- Requirement -
Repeat each entry as written, dropping any picture you find.

- Exercise data -
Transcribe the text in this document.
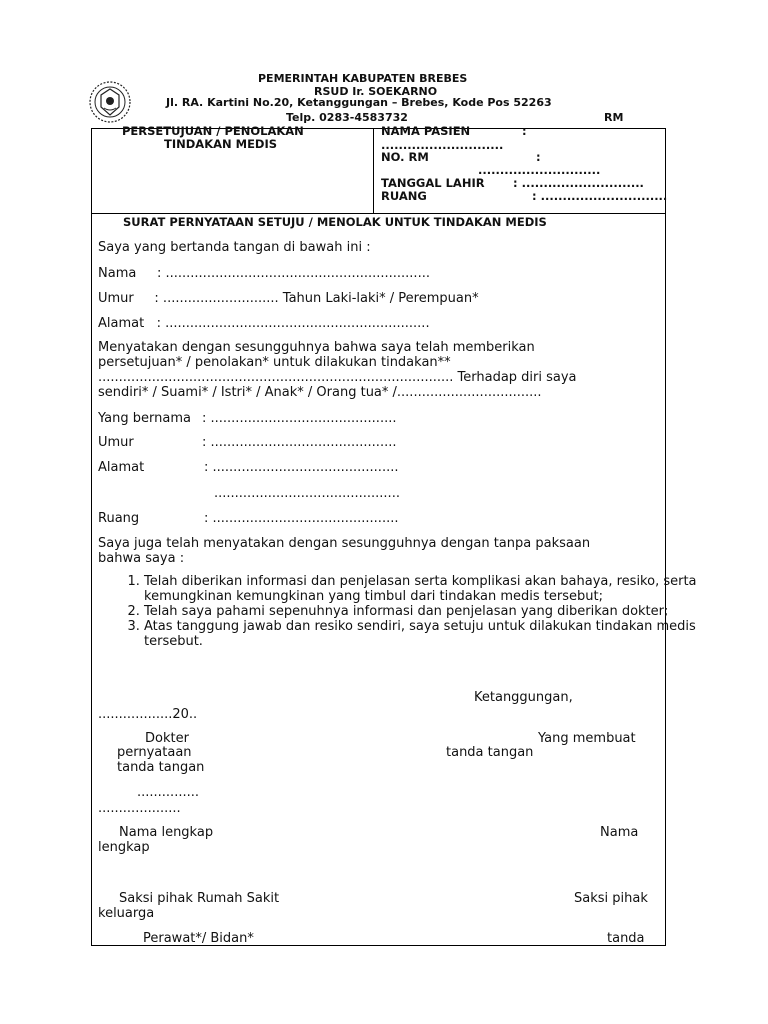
PEMERINTAH KABUPATEN BREBES
RSUD Ir. SOEKARNO
Jl. RA. Kartini No.20, Ketanggungan – Brebes, Kode Pos 52263
Telp. 0283-4583732	RM
PERSETUJUAN / PENOLAKAN
TINDAKAN MEDIS
NAMA PASIEN	:
............................
NO. RM	:
............................
TANGGAL LAHIR : ............................
RUANG	: .............................
SURAT PERNYATAAN SETUJU / MENOLAK UNTUK TINDAKAN MEDIS
Saya yang bertanda tangan di bawah ini :
Nama     : ................................................................
Umur     : ............................ Tahun Laki-laki* / Perempuan*
Alamat   : ................................................................
Menyatakan dengan sesungguhnya bahwa saya telah memberikan
persetujuan* / penolakan* untuk dilakukan tindakan**
...................................................................................... Terhadap diri saya
sendiri* / Suami* / Istri* / Anak* / Orang tua* /...................................
Yang bernama : .............................................
Umur	: .............................................
Alamat	: .............................................
.............................................
Ruang	: .............................................
Saya juga telah menyatakan dengan sesungguhnya dengan tanpa paksaan
bahwa saya :
1. Telah diberikan informasi dan penjelasan serta komplikasi akan bahaya, resiko, serta kemungkinan kemungkinan yang timbul dari tindakan medis tersebut;
2. Telah saya pahami sepenuhnya informasi dan penjelasan yang diberikan dokter;
3. Atas tanggung jawab dan resiko sendiri, saya setuju untuk dilakukan tindakan medis tersebut.
Ketanggungan,
..................20..
Dokter	Yang membuat
pernyataan	tanda tangan
tanda tangan
...............
....................
Nama lengkap	Nama
lengkap
Saksi pihak Rumah Sakit	Saksi pihak
keluarga
Perawat*/ Bidan*	tanda
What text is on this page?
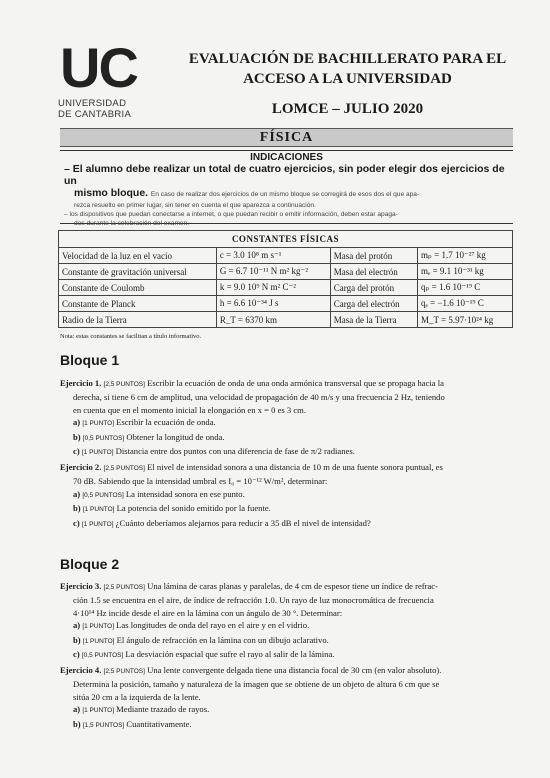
UC
UNIVERSIDAD
DE CANTABRIA
EVALUACIÓN DE BACHILLERATO PARA EL
ACCESO A LA UNIVERSIDAD
LOMCE – JULIO 2020
FÍSICA
INDICACIONES
– El alumno debe realizar un total de cuatro ejercicios, sin poder elegir dos ejercicios de un
mismo bloque. En caso de realizar dos ejercicios de un mismo bloque se corregirá de esos dos el que apa-
rezca resuelto en primer lugar, sin tener en cuenta el que aparezca a continuación.
– los dispositivos que puedan conectarse a internet, o que puedan recibir o emitir información, deben estar apaga-
dos durante la celebración del examen.
CONSTANTES FÍSICAS			
Velocidad de la luz en el vacío	c = 3.0 10⁸ m s⁻¹	Masa del protón	mₚ = 1.7 10⁻²⁷ kg
Constante de gravitación universal	G = 6.7 10⁻¹¹ N m² kg⁻²	Masa del electrón	mₑ = 9.1 10⁻³¹ kg
Constante de Coulomb	k = 9.0 10⁹ N m² C⁻²	Carga del protón	qₚ = 1.6 10⁻¹⁹ C
Constante de Planck	h = 6.6 10⁻³⁴ J s	Carga del electrón	qₑ = −1.6 10⁻¹⁹ C
Radio de la Tierra	R_T = 6370 km	Masa de la Tierra	M_T = 5.97·10²⁴ kg
Nota: estas constantes se facilitan a título informativo.
Bloque 1

Ejercicio 1. [2,5 PUNTOS] Escribir la ecuación de onda de una onda armónica transversal que se propaga hacia la

derecha, si tiene 6 cm de amplitud, una velocidad de propagación de 40 m/s y una frecuencia 2 Hz, teniendo

en cuenta que en el momento inicial la elongación en x = 0 es 3 cm.

a) [1 PUNTO] Escribir la ecuación de onda.

b) [0,5 PUNTOS] Obtener la longitud de onda.

c) [1 PUNTO] Distancia entre dos puntos con una diferencia de fase de π/2 radianes.

Ejercicio 2. [2,5 PUNTOS] El nivel de intensidad sonora a una distancia de 10 m de una fuente sonora puntual, es

70 dB. Sabiendo que la intensidad umbral es I₀ = 10⁻¹² W/m², determinar:

a) [0,5 PUNTOS] La intensidad sonora en ese punto.

b) [1 PUNTO] La potencia del sonido emitido por la fuente.

c) [1 PUNTO] ¿Cuánto deberíamos alejarnos para reducir a 35 dB el nivel de intensidad?

Bloque 2

Ejercicio 3. [2,5 PUNTOS] Una lámina de caras planas y paralelas, de 4 cm de espesor tiene un índice de refrac-

ción 1.5 se encuentra en el aire, de índice de refracción 1.0. Un rayo de luz monocromática de frecuencia

4·10¹⁴ Hz incide desde el aire en la lámina con un ángulo de 30 °. Determinar:

a) [1 PUNTO] Las longitudes de onda del rayo en el aire y en el vidrio.

b) [1 PUNTO] El ángulo de refracción en la lámina con un dibujo aclarativo.

c) [0,5 PUNTOS] La desviación espacial que sufre el rayo al salir de la lámina.

Ejercicio 4. [2,5 PUNTOS] Una lente convergente delgada tiene una distancia focal de 30 cm (en valor absoluto).

Determina la posición, tamaño y naturaleza de la imagen que se obtiene de un objeto de altura 6 cm que se

sitúa 20 cm a la izquierda de la lente.

a) [1 PUNTO] Mediante trazado de rayos.

b) [1,5 PUNTOS] Cuantitativamente.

- In response -
Transcribe the text in this document.
PEMERINTAH KABUPATEN BREBES
RSUD Ir. SOEKARNO
Jl. RA. Kartini No.20, Ketanggungan – Brebes, Kode Pos 52263
Telp. 0283-4583732	RM
PERSETUJUAN / PENOLAKAN
TINDAKAN MEDIS
NAMA PASIEN	:
............................
NO. RM	:
............................
TANGGAL LAHIR : ............................
RUANG	: .............................
SURAT PERNYATAAN SETUJU / MENOLAK UNTUK TINDAKAN MEDIS
Saya yang bertanda tangan di bawah ini :
Nama     : ................................................................
Umur     : ............................ Tahun Laki-laki* / Perempuan*
Alamat   : ................................................................
Menyatakan dengan sesungguhnya bahwa saya telah memberikan
persetujuan* / penolakan* untuk dilakukan tindakan**
...................................................................................... Terhadap diri saya
sendiri* / Suami* / Istri* / Anak* / Orang tua* /...................................
Yang bernama : .............................................
Umur	: .............................................
Alamat	: .............................................
.............................................
Ruang	: .............................................
Saya juga telah menyatakan dengan sesungguhnya dengan tanpa paksaan
bahwa saya :
1. Telah diberikan informasi dan penjelasan serta komplikasi akan bahaya, resiko, serta kemungkinan kemungkinan yang timbul dari tindakan medis tersebut;
2. Telah saya pahami sepenuhnya informasi dan penjelasan yang diberikan dokter;
3. Atas tanggung jawab dan resiko sendiri, saya setuju untuk dilakukan tindakan medis tersebut.
Ketanggungan,
..................20..
Dokter	Yang membuat
pernyataan	tanda tangan
tanda tangan
...............
....................
Nama lengkap	Nama
lengkap
Saksi pihak Rumah Sakit	Saksi pihak
keluarga
Perawat*/ Bidan*	tanda
What text is on this page?
UC
UNIVERSIDAD
DE CANTABRIA
EVALUACIÓN DE BACHILLERATO PARA EL
ACCESO A LA UNIVERSIDAD
LOMCE – JULIO 2020
FÍSICA
INDICACIONES
– El alumno debe realizar un total de cuatro ejercicios, sin poder elegir dos ejercicios de un
mismo bloque. En caso de realizar dos ejercicios de un mismo bloque se corregirá de esos dos el que apa-
rezca resuelto en primer lugar, sin tener en cuenta el que aparezca a continuación.
– los dispositivos que puedan conectarse a internet, o que puedan recibir o emitir información, deben estar apaga-
dos durante la celebración del examen.
CONSTANTES FÍSICAS			
Velocidad de la luz en el vacío	c = 3.0 10⁸ m s⁻¹	Masa del protón	mₚ = 1.7 10⁻²⁷ kg
Constante de gravitación universal	G = 6.7 10⁻¹¹ N m² kg⁻²	Masa del electrón	mₑ = 9.1 10⁻³¹ kg
Constante de Coulomb	k = 9.0 10⁹ N m² C⁻²	Carga del protón	qₚ = 1.6 10⁻¹⁹ C
Constante de Planck	h = 6.6 10⁻³⁴ J s	Carga del electrón	qₑ = −1.6 10⁻¹⁹ C
Radio de la Tierra	R_T = 6370 km	Masa de la Tierra	M_T = 5.97·10²⁴ kg
Nota: estas constantes se facilitan a título informativo.
Bloque 1

Ejercicio 1. [2,5 PUNTOS] Escribir la ecuación de onda de una onda armónica transversal que se propaga hacia la

derecha, si tiene 6 cm de amplitud, una velocidad de propagación de 40 m/s y una frecuencia 2 Hz, teniendo

en cuenta que en el momento inicial la elongación en x = 0 es 3 cm.

a) [1 PUNTO] Escribir la ecuación de onda.

b) [0,5 PUNTOS] Obtener la longitud de onda.

c) [1 PUNTO] Distancia entre dos puntos con una diferencia de fase de π/2 radianes.

Ejercicio 2. [2,5 PUNTOS] El nivel de intensidad sonora a una distancia de 10 m de una fuente sonora puntual, es

70 dB. Sabiendo que la intensidad umbral es I₀ = 10⁻¹² W/m², determinar:

a) [0,5 PUNTOS] La intensidad sonora en ese punto.

b) [1 PUNTO] La potencia del sonido emitido por la fuente.

c) [1 PUNTO] ¿Cuánto deberíamos alejarnos para reducir a 35 dB el nivel de intensidad?

Bloque 2

Ejercicio 3. [2,5 PUNTOS] Una lámina de caras planas y paralelas, de 4 cm de espesor tiene un índice de refrac-

ción 1.5 se encuentra en el aire, de índice de refracción 1.0. Un rayo de luz monocromática de frecuencia

4·10¹⁴ Hz incide desde el aire en la lámina con un ángulo de 30 °. Determinar:

a) [1 PUNTO] Las longitudes de onda del rayo en el aire y en el vidrio.

b) [1 PUNTO] El ángulo de refracción en la lámina con un dibujo aclarativo.

c) [0,5 PUNTOS] La desviación espacial que sufre el rayo al salir de la lámina.

Ejercicio 4. [2,5 PUNTOS] Una lente convergente delgada tiene una distancia focal de 30 cm (en valor absoluto).

Determina la posición, tamaño y naturaleza de la imagen que se obtiene de un objeto de altura 6 cm que se

sitúa 20 cm a la izquierda de la lente.

a) [1 PUNTO] Mediante trazado de rayos.

b) [1,5 PUNTOS] Cuantitativamente.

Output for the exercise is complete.